Omit the images, then output each of the records below exactly.

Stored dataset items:
--- start ---
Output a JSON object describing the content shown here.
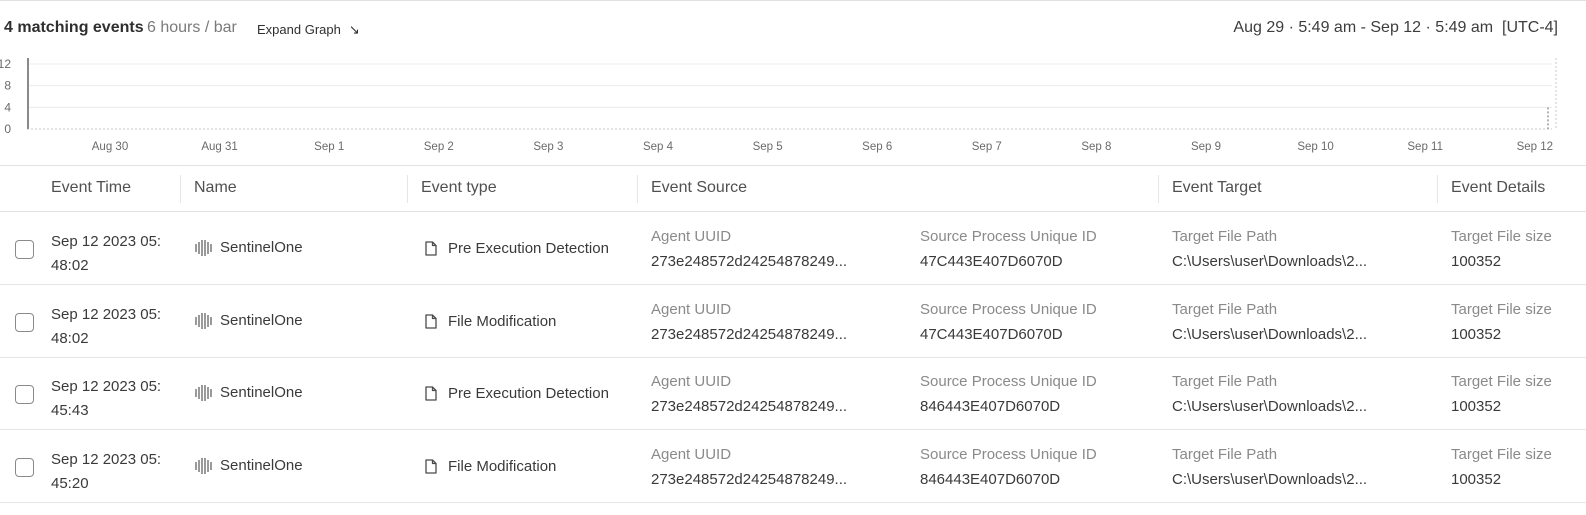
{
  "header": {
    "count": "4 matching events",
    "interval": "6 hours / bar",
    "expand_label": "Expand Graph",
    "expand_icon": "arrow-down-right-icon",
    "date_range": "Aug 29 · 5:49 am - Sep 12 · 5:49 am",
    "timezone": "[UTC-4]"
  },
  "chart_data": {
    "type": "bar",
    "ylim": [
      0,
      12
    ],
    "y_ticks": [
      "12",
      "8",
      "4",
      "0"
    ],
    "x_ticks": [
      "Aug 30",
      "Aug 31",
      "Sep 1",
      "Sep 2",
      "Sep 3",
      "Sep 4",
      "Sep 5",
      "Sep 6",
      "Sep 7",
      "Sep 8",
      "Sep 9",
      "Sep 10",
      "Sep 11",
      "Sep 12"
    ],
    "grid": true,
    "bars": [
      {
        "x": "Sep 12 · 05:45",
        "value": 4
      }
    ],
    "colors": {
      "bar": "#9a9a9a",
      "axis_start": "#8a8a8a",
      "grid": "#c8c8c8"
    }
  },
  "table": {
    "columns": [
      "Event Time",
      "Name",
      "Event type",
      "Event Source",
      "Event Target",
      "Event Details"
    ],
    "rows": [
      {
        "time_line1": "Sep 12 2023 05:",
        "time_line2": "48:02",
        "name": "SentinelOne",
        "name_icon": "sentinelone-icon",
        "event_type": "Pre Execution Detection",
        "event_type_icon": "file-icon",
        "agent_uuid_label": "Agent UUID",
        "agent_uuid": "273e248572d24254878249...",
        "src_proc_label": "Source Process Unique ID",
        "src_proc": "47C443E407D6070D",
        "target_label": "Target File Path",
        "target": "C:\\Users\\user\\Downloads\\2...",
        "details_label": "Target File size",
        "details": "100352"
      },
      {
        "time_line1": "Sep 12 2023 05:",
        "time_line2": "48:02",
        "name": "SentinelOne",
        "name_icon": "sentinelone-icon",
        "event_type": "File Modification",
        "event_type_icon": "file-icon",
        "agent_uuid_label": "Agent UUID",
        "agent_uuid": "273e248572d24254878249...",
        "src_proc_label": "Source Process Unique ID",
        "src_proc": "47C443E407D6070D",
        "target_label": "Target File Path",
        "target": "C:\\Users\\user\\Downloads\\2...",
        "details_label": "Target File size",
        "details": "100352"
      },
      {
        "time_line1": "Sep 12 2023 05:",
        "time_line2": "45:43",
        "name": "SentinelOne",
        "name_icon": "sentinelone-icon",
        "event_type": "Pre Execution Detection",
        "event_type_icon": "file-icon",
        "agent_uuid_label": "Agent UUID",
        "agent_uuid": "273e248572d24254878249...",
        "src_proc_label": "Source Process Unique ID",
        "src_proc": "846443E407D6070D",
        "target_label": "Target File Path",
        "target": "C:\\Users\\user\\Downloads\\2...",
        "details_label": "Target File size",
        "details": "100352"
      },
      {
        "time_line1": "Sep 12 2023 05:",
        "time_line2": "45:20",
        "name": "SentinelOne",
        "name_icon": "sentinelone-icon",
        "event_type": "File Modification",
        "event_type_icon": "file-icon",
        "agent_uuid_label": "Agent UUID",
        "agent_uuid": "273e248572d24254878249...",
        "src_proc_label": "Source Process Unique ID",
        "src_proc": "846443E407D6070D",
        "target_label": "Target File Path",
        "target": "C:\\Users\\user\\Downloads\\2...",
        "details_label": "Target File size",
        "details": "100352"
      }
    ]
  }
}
--- end ---
◆ Correct result
Output a JSON object describing the content shown here.
{
  "header": {
    "count": "4 matching events",
    "interval": "6 hours / bar",
    "expand_label": "Expand Graph",
    "expand_icon": "arrow-down-right-icon",
    "date_range": "Aug 29 · 5:49 am - Sep 12 · 5:49 am",
    "timezone": "[UTC-4]"
  },
  "chart_data": {
    "type": "bar",
    "ylim": [
      0,
      12
    ],
    "y_ticks": [
      "12",
      "8",
      "4",
      "0"
    ],
    "x_ticks": [
      "Aug 30",
      "Aug 31",
      "Sep 1",
      "Sep 2",
      "Sep 3",
      "Sep 4",
      "Sep 5",
      "Sep 6",
      "Sep 7",
      "Sep 8",
      "Sep 9",
      "Sep 10",
      "Sep 11",
      "Sep 12"
    ],
    "grid": true,
    "bars": [
      {
        "x": "Sep 12 · 05:45",
        "value": 4
      }
    ],
    "colors": {
      "bar": "#9a9a9a",
      "axis_start": "#8a8a8a",
      "grid": "#c8c8c8"
    }
  },
  "table": {
    "columns": [
      "Event Time",
      "Name",
      "Event type",
      "Event Source",
      "Event Target",
      "Event Details"
    ],
    "rows": [
      {
        "time_line1": "Sep 12 2023 05:",
        "time_line2": "48:02",
        "name": "SentinelOne",
        "name_icon": "sentinelone-icon",
        "event_type": "Pre Execution Detection",
        "event_type_icon": "file-icon",
        "agent_uuid_label": "Agent UUID",
        "agent_uuid": "273e248572d24254878249...",
        "src_proc_label": "Source Process Unique ID",
        "src_proc": "47C443E407D6070D",
        "target_label": "Target File Path",
        "target": "C:\\Users\\user\\Downloads\\2...",
        "details_label": "Target File size",
        "details": "100352"
      },
      {
        "time_line1": "Sep 12 2023 05:",
        "time_line2": "48:02",
        "name": "SentinelOne",
        "name_icon": "sentinelone-icon",
        "event_type": "File Modification",
        "event_type_icon": "file-icon",
        "agent_uuid_label": "Agent UUID",
        "agent_uuid": "273e248572d24254878249...",
        "src_proc_label": "Source Process Unique ID",
        "src_proc": "47C443E407D6070D",
        "target_label": "Target File Path",
        "target": "C:\\Users\\user\\Downloads\\2...",
        "details_label": "Target File size",
        "details": "100352"
      },
      {
        "time_line1": "Sep 12 2023 05:",
        "time_line2": "45:43",
        "name": "SentinelOne",
        "name_icon": "sentinelone-icon",
        "event_type": "Pre Execution Detection",
        "event_type_icon": "file-icon",
        "agent_uuid_label": "Agent UUID",
        "agent_uuid": "273e248572d24254878249...",
        "src_proc_label": "Source Process Unique ID",
        "src_proc": "846443E407D6070D",
        "target_label": "Target File Path",
        "target": "C:\\Users\\user\\Downloads\\2...",
        "details_label": "Target File size",
        "details": "100352"
      },
      {
        "time_line1": "Sep 12 2023 05:",
        "time_line2": "45:20",
        "name": "SentinelOne",
        "name_icon": "sentinelone-icon",
        "event_type": "File Modification",
        "event_type_icon": "file-icon",
        "agent_uuid_label": "Agent UUID",
        "agent_uuid": "273e248572d24254878249...",
        "src_proc_label": "Source Process Unique ID",
        "src_proc": "846443E407D6070D",
        "target_label": "Target File Path",
        "target": "C:\\Users\\user\\Downloads\\2...",
        "details_label": "Target File size",
        "details": "100352"
      }
    ]
  }
}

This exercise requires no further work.